**Directive**
Can you find the lines of the listing that include "ylabel" and copy every one?

• • • • •

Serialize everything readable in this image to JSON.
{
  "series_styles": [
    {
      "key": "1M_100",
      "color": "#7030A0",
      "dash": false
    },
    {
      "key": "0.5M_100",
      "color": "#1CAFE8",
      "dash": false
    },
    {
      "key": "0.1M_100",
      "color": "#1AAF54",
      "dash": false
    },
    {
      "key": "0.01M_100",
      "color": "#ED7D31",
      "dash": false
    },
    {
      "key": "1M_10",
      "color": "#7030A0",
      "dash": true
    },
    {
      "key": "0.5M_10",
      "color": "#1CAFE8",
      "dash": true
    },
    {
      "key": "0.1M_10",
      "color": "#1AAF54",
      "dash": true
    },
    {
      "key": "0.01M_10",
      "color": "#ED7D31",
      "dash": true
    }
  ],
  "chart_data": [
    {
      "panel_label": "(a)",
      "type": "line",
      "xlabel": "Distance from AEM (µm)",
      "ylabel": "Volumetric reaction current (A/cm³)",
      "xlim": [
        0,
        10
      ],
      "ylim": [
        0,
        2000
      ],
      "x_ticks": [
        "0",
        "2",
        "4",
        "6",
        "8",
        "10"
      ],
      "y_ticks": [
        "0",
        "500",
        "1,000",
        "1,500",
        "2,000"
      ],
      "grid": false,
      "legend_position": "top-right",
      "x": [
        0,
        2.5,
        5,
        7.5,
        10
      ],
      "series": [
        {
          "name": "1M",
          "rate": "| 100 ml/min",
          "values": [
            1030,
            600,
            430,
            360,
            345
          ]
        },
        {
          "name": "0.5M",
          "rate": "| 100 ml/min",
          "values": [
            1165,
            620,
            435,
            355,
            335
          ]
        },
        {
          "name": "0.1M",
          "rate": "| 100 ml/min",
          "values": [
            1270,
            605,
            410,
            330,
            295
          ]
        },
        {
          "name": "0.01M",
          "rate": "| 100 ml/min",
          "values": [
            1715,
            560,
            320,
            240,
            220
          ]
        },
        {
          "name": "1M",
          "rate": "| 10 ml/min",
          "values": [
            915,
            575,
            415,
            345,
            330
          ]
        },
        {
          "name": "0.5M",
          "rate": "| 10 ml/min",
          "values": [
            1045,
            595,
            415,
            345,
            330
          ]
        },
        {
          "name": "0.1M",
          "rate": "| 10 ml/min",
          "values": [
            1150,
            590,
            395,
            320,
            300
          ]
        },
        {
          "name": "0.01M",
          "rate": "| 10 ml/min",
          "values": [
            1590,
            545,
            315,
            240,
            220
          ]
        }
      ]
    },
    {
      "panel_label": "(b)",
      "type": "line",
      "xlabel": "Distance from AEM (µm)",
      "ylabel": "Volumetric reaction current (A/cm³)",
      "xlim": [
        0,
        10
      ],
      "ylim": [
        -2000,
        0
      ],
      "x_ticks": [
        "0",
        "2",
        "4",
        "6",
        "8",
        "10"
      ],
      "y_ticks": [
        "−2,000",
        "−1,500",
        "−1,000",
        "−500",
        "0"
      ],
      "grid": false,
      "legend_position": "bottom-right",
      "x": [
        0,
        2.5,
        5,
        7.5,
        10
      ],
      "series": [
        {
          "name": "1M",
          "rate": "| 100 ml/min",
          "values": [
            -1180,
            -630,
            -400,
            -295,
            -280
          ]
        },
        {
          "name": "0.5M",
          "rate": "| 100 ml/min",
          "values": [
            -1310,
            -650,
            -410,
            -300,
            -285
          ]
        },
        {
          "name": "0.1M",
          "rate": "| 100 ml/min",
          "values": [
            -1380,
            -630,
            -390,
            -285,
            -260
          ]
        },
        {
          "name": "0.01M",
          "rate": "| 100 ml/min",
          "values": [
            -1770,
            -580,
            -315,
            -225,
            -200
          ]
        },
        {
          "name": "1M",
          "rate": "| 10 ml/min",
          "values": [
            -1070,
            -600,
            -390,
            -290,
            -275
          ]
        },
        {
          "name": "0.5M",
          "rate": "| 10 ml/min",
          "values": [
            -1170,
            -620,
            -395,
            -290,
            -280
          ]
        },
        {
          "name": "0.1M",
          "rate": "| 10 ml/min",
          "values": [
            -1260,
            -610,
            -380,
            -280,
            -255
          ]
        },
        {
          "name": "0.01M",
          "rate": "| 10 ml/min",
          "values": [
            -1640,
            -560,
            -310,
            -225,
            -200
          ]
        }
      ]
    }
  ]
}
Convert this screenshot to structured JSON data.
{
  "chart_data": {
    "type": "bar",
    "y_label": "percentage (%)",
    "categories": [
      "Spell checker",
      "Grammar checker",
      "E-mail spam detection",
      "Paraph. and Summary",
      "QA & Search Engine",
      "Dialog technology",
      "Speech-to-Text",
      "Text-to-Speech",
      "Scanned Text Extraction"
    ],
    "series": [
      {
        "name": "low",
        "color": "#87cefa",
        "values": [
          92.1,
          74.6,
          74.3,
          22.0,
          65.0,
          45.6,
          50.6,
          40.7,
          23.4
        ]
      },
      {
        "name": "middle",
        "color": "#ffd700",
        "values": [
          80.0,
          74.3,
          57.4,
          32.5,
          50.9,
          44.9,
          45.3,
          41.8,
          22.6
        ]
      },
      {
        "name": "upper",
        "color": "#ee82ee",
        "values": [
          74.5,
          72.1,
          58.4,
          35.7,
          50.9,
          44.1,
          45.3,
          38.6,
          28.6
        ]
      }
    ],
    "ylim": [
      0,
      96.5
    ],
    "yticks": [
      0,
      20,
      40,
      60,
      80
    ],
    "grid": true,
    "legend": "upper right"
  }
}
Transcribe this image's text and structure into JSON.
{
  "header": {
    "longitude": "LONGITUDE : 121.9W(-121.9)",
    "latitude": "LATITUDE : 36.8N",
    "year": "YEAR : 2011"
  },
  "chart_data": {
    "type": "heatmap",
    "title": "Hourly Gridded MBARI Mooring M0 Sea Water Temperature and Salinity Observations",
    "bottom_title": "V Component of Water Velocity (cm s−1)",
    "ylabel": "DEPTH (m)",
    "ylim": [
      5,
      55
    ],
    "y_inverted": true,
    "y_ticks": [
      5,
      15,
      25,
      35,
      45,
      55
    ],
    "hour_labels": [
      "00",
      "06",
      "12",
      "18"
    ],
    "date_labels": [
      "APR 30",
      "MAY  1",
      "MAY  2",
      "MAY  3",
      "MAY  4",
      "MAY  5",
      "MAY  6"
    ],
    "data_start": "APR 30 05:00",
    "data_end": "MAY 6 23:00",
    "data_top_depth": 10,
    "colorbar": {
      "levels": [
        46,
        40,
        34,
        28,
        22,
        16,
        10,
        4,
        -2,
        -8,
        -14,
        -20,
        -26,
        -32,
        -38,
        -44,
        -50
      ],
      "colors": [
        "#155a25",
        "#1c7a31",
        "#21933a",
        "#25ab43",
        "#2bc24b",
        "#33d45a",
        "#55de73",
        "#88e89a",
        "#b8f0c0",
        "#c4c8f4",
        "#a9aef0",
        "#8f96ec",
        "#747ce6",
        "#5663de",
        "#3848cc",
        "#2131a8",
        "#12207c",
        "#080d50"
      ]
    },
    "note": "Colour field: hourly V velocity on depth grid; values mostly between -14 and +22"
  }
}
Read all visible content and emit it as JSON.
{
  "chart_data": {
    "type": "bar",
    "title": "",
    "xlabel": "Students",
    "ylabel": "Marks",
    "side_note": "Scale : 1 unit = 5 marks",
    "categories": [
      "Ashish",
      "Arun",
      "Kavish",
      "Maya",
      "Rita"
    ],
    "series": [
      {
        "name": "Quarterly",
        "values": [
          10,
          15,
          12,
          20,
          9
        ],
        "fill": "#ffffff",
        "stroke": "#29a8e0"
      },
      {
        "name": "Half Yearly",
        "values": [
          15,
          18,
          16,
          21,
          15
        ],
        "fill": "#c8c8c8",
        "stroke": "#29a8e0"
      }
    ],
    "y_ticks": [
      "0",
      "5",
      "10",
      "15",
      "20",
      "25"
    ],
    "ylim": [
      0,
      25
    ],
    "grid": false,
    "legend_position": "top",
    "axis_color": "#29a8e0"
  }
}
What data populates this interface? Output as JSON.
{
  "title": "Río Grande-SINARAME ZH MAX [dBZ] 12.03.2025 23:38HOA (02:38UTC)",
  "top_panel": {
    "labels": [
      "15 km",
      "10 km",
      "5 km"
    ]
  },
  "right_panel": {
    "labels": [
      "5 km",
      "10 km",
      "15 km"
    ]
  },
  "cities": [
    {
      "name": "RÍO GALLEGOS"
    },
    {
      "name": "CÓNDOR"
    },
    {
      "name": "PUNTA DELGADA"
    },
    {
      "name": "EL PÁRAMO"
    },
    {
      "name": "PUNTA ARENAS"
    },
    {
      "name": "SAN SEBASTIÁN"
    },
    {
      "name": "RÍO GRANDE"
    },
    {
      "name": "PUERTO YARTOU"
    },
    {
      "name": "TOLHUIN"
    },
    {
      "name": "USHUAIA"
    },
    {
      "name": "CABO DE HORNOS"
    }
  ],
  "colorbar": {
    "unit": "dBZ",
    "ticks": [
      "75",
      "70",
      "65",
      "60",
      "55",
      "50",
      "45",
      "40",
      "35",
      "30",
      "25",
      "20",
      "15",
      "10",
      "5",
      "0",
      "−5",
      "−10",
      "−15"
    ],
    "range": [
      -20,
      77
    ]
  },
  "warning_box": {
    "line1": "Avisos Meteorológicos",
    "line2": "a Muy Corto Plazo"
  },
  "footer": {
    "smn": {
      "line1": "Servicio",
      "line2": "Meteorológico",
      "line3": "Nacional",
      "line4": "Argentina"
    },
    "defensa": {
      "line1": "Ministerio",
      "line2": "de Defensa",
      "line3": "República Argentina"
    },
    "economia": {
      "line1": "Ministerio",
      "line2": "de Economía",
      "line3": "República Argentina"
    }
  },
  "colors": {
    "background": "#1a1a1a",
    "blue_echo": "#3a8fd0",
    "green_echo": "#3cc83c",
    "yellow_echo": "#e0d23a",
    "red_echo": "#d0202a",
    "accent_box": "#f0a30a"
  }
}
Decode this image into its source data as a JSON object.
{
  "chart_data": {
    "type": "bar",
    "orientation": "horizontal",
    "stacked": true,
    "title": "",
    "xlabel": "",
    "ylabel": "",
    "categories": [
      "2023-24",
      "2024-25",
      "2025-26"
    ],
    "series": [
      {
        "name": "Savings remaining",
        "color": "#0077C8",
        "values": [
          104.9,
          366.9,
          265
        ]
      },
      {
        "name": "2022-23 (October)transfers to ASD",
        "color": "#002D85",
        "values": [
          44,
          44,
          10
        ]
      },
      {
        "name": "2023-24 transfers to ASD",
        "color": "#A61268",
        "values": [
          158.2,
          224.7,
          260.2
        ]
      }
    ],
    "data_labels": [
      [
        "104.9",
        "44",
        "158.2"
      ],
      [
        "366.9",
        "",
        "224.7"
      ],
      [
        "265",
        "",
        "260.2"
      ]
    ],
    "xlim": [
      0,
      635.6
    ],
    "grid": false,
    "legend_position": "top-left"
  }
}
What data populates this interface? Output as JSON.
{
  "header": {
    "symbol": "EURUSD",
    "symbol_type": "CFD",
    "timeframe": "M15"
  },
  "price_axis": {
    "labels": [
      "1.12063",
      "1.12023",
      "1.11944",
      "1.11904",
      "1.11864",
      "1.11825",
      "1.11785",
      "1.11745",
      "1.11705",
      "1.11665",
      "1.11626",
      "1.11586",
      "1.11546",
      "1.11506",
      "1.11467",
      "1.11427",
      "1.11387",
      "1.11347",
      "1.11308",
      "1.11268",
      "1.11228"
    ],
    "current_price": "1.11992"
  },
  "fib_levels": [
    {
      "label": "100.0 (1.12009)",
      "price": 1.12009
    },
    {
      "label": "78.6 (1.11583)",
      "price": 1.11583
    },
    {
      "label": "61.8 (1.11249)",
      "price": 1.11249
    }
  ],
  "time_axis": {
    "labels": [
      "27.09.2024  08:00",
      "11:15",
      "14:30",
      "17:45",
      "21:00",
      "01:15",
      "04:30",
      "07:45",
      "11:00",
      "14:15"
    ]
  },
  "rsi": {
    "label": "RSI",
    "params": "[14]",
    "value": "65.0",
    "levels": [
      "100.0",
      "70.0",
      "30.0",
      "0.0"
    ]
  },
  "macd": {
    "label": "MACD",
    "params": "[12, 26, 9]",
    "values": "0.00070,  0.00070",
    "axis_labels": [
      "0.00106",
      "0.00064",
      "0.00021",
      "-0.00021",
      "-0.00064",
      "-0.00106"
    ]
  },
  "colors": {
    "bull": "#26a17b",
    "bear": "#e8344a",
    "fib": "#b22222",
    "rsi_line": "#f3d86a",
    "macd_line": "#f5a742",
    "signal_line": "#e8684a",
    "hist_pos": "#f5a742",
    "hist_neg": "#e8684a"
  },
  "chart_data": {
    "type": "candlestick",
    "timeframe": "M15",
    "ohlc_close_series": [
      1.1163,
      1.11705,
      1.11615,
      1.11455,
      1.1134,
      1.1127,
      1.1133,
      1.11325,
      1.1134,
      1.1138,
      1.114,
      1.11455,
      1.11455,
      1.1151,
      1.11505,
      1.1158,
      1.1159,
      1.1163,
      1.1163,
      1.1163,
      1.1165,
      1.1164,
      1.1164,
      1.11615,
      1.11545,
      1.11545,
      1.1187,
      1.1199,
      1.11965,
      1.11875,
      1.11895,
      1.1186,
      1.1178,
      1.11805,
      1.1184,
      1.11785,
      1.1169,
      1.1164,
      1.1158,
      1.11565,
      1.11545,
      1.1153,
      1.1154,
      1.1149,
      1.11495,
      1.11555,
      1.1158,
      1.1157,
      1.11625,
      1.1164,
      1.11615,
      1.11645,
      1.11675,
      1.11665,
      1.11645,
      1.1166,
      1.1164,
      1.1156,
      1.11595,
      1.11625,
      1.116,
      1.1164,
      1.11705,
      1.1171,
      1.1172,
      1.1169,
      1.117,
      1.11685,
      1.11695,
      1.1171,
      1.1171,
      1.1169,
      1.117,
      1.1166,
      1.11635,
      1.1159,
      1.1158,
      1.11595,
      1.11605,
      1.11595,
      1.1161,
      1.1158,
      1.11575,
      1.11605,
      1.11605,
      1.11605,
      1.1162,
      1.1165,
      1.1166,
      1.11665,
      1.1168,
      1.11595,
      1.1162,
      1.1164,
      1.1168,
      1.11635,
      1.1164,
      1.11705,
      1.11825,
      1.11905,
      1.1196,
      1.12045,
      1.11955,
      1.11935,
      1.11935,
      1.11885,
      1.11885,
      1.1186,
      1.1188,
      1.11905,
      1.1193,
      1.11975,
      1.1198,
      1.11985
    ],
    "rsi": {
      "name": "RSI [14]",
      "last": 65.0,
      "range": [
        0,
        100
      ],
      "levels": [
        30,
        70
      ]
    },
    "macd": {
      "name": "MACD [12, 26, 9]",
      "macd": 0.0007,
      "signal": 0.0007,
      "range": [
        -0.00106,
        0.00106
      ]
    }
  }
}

• • • • •

**Answer to the problem**
      "ylabel": "Volumetric reaction current (A/cm³)",
      "ylabel": "Volumetric reaction current (A/cm³)",
    "ylabel": "DEPTH (m)",
    "ylabel": "Marks",
    "ylabel": "",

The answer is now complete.